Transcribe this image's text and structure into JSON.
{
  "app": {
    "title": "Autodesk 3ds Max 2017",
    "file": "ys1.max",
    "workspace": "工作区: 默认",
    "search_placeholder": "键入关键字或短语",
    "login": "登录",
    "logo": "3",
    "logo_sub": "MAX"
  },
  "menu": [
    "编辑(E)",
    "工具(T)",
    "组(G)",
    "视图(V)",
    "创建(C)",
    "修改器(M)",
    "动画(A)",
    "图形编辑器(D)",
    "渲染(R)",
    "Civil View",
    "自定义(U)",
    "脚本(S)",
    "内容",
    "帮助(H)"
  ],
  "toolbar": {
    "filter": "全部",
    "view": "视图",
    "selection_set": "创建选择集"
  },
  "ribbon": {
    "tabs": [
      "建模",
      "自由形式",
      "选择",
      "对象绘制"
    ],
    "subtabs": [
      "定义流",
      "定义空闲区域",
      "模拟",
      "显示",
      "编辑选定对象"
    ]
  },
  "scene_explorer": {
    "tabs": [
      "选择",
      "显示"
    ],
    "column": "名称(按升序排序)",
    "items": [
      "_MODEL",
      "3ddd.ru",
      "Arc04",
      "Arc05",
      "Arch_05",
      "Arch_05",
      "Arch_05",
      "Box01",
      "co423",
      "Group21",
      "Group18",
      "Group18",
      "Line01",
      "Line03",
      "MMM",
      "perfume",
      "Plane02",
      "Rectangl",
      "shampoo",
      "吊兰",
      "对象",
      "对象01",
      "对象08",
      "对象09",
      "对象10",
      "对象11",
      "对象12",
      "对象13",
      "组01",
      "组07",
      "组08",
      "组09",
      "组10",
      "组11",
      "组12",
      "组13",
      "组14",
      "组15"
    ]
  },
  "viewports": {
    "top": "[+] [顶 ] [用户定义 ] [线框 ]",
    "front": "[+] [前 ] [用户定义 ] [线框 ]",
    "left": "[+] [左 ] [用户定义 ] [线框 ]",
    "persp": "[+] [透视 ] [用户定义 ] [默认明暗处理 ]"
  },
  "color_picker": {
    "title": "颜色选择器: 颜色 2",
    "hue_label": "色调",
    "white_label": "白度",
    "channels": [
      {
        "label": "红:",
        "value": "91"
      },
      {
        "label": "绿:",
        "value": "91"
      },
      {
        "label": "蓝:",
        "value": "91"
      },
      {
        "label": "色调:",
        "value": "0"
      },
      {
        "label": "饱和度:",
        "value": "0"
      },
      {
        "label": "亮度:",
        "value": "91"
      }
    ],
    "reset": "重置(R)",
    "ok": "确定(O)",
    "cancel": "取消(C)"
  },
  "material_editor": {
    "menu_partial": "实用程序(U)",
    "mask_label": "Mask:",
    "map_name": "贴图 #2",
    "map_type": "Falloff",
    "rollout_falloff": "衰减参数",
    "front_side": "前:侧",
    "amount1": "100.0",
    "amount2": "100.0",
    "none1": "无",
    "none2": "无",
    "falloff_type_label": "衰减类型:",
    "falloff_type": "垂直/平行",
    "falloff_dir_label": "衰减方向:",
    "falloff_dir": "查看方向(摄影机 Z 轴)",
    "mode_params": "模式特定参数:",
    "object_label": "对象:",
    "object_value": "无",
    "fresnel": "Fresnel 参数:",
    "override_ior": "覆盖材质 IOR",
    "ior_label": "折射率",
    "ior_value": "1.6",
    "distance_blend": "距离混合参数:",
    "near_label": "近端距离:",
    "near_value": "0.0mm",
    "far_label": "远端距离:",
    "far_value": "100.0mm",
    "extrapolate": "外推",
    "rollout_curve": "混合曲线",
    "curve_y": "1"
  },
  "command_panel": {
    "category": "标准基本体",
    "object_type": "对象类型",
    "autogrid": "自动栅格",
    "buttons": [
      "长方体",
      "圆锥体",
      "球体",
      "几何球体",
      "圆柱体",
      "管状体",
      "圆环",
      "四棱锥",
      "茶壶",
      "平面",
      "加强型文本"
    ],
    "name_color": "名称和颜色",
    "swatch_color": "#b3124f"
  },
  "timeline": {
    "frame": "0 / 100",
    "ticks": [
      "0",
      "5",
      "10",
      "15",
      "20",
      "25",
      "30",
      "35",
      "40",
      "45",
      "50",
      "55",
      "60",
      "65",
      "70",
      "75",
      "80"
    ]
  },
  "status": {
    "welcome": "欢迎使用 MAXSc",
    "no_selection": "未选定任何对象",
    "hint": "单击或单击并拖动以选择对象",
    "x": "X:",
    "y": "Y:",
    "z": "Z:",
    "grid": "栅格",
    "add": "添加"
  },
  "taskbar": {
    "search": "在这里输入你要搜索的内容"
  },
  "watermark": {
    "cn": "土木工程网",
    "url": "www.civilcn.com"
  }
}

• • • •

Task goal: Return the listing above word for word.

Finished exercise:
Transcribe this image's text and structure into JSON.
{
  "app": {
    "title": "Autodesk 3ds Max 2017",
    "file": "ys1.max",
    "workspace": "工作区: 默认",
    "search_placeholder": "键入关键字或短语",
    "login": "登录",
    "logo": "3",
    "logo_sub": "MAX"
  },
  "menu": [
    "编辑(E)",
    "工具(T)",
    "组(G)",
    "视图(V)",
    "创建(C)",
    "修改器(M)",
    "动画(A)",
    "图形编辑器(D)",
    "渲染(R)",
    "Civil View",
    "自定义(U)",
    "脚本(S)",
    "内容",
    "帮助(H)"
  ],
  "toolbar": {
    "filter": "全部",
    "view": "视图",
    "selection_set": "创建选择集"
  },
  "ribbon": {
    "tabs": [
      "建模",
      "自由形式",
      "选择",
      "对象绘制"
    ],
    "subtabs": [
      "定义流",
      "定义空闲区域",
      "模拟",
      "显示",
      "编辑选定对象"
    ]
  },
  "scene_explorer": {
    "tabs": [
      "选择",
      "显示"
    ],
    "column": "名称(按升序排序)",
    "items": [
      "_MODEL",
      "3ddd.ru",
      "Arc04",
      "Arc05",
      "Arch_05",
      "Arch_05",
      "Arch_05",
      "Box01",
      "co423",
      "Group21",
      "Group18",
      "Group18",
      "Line01",
      "Line03",
      "MMM",
      "perfume",
      "Plane02",
      "Rectangl",
      "shampoo",
      "吊兰",
      "对象",
      "对象01",
      "对象08",
      "对象09",
      "对象10",
      "对象11",
      "对象12",
      "对象13",
      "组01",
      "组07",
      "组08",
      "组09",
      "组10",
      "组11",
      "组12",
      "组13",
      "组14",
      "组15"
    ]
  },
  "viewports": {
    "top": "[+] [顶 ] [用户定义 ] [线框 ]",
    "front": "[+] [前 ] [用户定义 ] [线框 ]",
    "left": "[+] [左 ] [用户定义 ] [线框 ]",
    "persp": "[+] [透视 ] [用户定义 ] [默认明暗处理 ]"
  },
  "color_picker": {
    "title": "颜色选择器: 颜色 2",
    "hue_label": "色调",
    "white_label": "白度",
    "channels": [
      {
        "label": "红:",
        "value": "91"
      },
      {
        "label": "绿:",
        "value": "91"
      },
      {
        "label": "蓝:",
        "value": "91"
      },
      {
        "label": "色调:",
        "value": "0"
      },
      {
        "label": "饱和度:",
        "value": "0"
      },
      {
        "label": "亮度:",
        "value": "91"
      }
    ],
    "reset": "重置(R)",
    "ok": "确定(O)",
    "cancel": "取消(C)"
  },
  "material_editor": {
    "menu_partial": "实用程序(U)",
    "mask_label": "Mask:",
    "map_name": "贴图 #2",
    "map_type": "Falloff",
    "rollout_falloff": "衰减参数",
    "front_side": "前:侧",
    "amount1": "100.0",
    "amount2": "100.0",
    "none1": "无",
    "none2": "无",
    "falloff_type_label": "衰减类型:",
    "falloff_type": "垂直/平行",
    "falloff_dir_label": "衰减方向:",
    "falloff_dir": "查看方向(摄影机 Z 轴)",
    "mode_params": "模式特定参数:",
    "object_label": "对象:",
    "object_value": "无",
    "fresnel": "Fresnel 参数:",
    "override_ior": "覆盖材质 IOR",
    "ior_label": "折射率",
    "ior_value": "1.6",
    "distance_blend": "距离混合参数:",
    "near_label": "近端距离:",
    "near_value": "0.0mm",
    "far_label": "远端距离:",
    "far_value": "100.0mm",
    "extrapolate": "外推",
    "rollout_curve": "混合曲线",
    "curve_y": "1"
  },
  "command_panel": {
    "category": "标准基本体",
    "object_type": "对象类型",
    "autogrid": "自动栅格",
    "buttons": [
      "长方体",
      "圆锥体",
      "球体",
      "几何球体",
      "圆柱体",
      "管状体",
      "圆环",
      "四棱锥",
      "茶壶",
      "平面",
      "加强型文本"
    ],
    "name_color": "名称和颜色",
    "swatch_color": "#b3124f"
  },
  "timeline": {
    "frame": "0 / 100",
    "ticks": [
      "0",
      "5",
      "10",
      "15",
      "20",
      "25",
      "30",
      "35",
      "40",
      "45",
      "50",
      "55",
      "60",
      "65",
      "70",
      "75",
      "80"
    ]
  },
  "status": {
    "welcome": "欢迎使用 MAXSc",
    "no_selection": "未选定任何对象",
    "hint": "单击或单击并拖动以选择对象",
    "x": "X:",
    "y": "Y:",
    "z": "Z:",
    "grid": "栅格",
    "add": "添加"
  },
  "taskbar": {
    "search": "在这里输入你要搜索的内容"
  },
  "watermark": {
    "cn": "土木工程网",
    "url": "www.civilcn.com"
  }
}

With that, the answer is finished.